Excerpted data:

──────

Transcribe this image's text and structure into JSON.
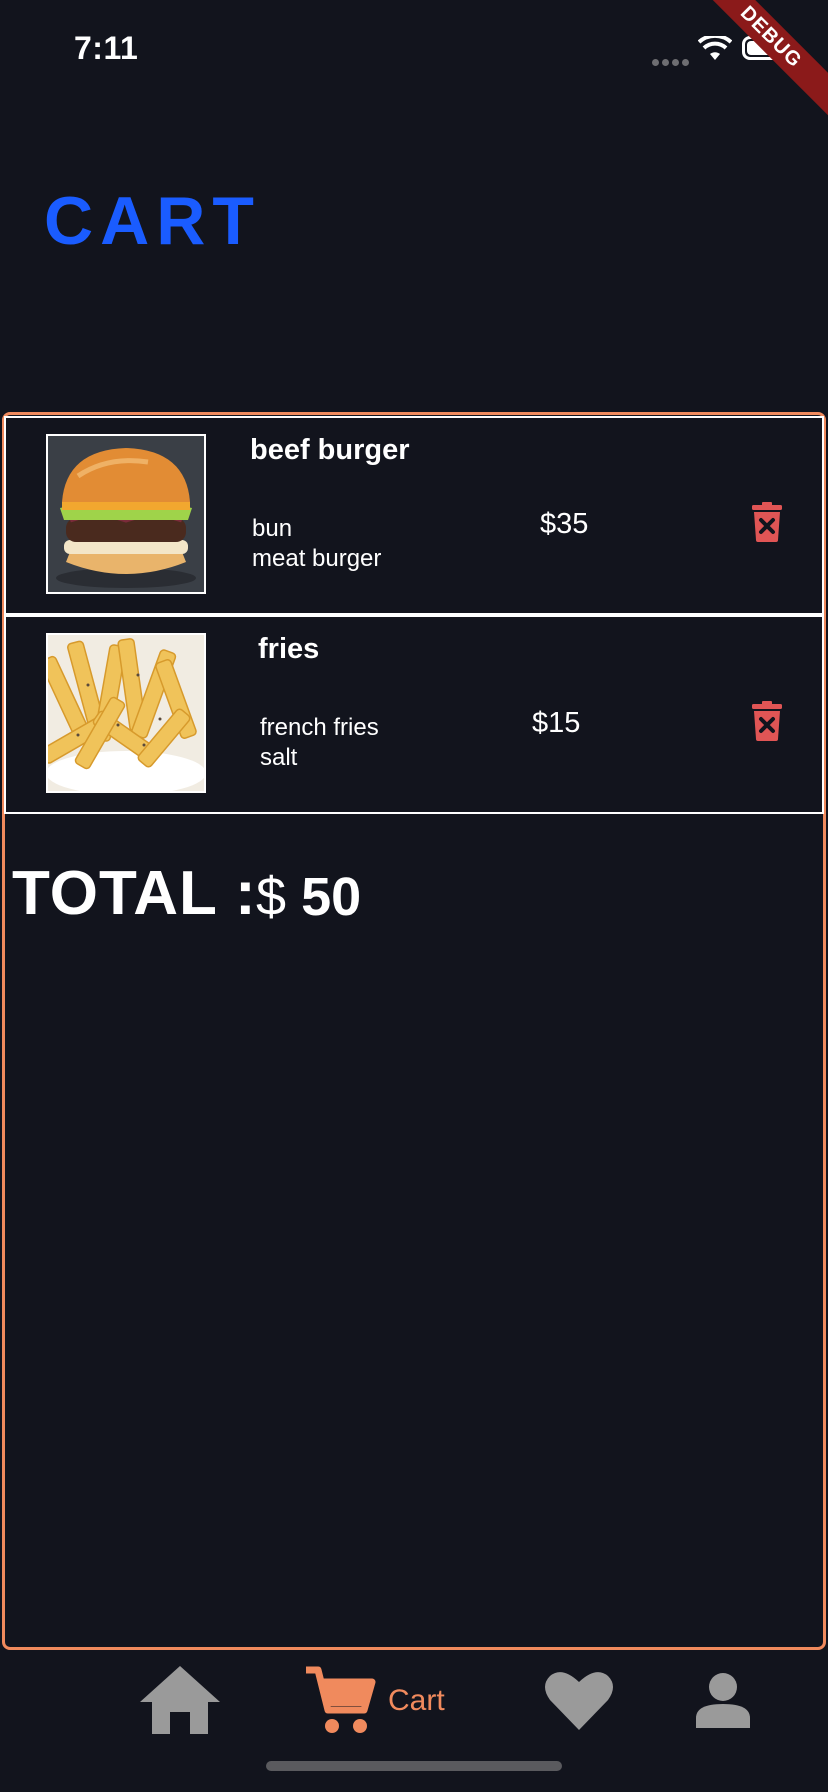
{
  "status_bar": {
    "time": "7:11",
    "debug_label": "DEBUG"
  },
  "page": {
    "title": "CART"
  },
  "cart": {
    "items": [
      {
        "name": "beef burger",
        "ingredients": [
          "bun",
          "meat burger"
        ],
        "price": "$35",
        "image": "burger-photo"
      },
      {
        "name": "fries",
        "ingredients": [
          "french fries",
          "salt"
        ],
        "price": "$15",
        "image": "fries-photo"
      }
    ],
    "total_label": "TOTAL :",
    "total_currency": "$",
    "total_amount": "50"
  },
  "nav": {
    "items": [
      {
        "icon": "home-icon"
      },
      {
        "icon": "cart-icon",
        "label": "Cart",
        "active": true
      },
      {
        "icon": "heart-icon"
      },
      {
        "icon": "person-icon"
      }
    ]
  },
  "colors": {
    "background": "#12141d",
    "accent": "#f08a5d",
    "title": "#1a5cff",
    "delete": "#e05555",
    "inactive": "#9a9a9a"
  }
}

──────

What you have to do:
Using the records above, output their complete text exactly, minus any images.

Reply to the task:
Transcribe this image's text and structure into JSON.
{
  "status_bar": {
    "time": "7:11",
    "debug_label": "DEBUG"
  },
  "page": {
    "title": "CART"
  },
  "cart": {
    "items": [
      {
        "name": "beef burger",
        "ingredients": [
          "bun",
          "meat burger"
        ],
        "price": "$35",
        "image": "burger-photo"
      },
      {
        "name": "fries",
        "ingredients": [
          "french fries",
          "salt"
        ],
        "price": "$15",
        "image": "fries-photo"
      }
    ],
    "total_label": "TOTAL :",
    "total_currency": "$",
    "total_amount": "50"
  },
  "nav": {
    "items": [
      {
        "icon": "home-icon"
      },
      {
        "icon": "cart-icon",
        "label": "Cart",
        "active": true
      },
      {
        "icon": "heart-icon"
      },
      {
        "icon": "person-icon"
      }
    ]
  },
  "colors": {
    "background": "#12141d",
    "accent": "#f08a5d",
    "title": "#1a5cff",
    "delete": "#e05555",
    "inactive": "#9a9a9a"
  }
}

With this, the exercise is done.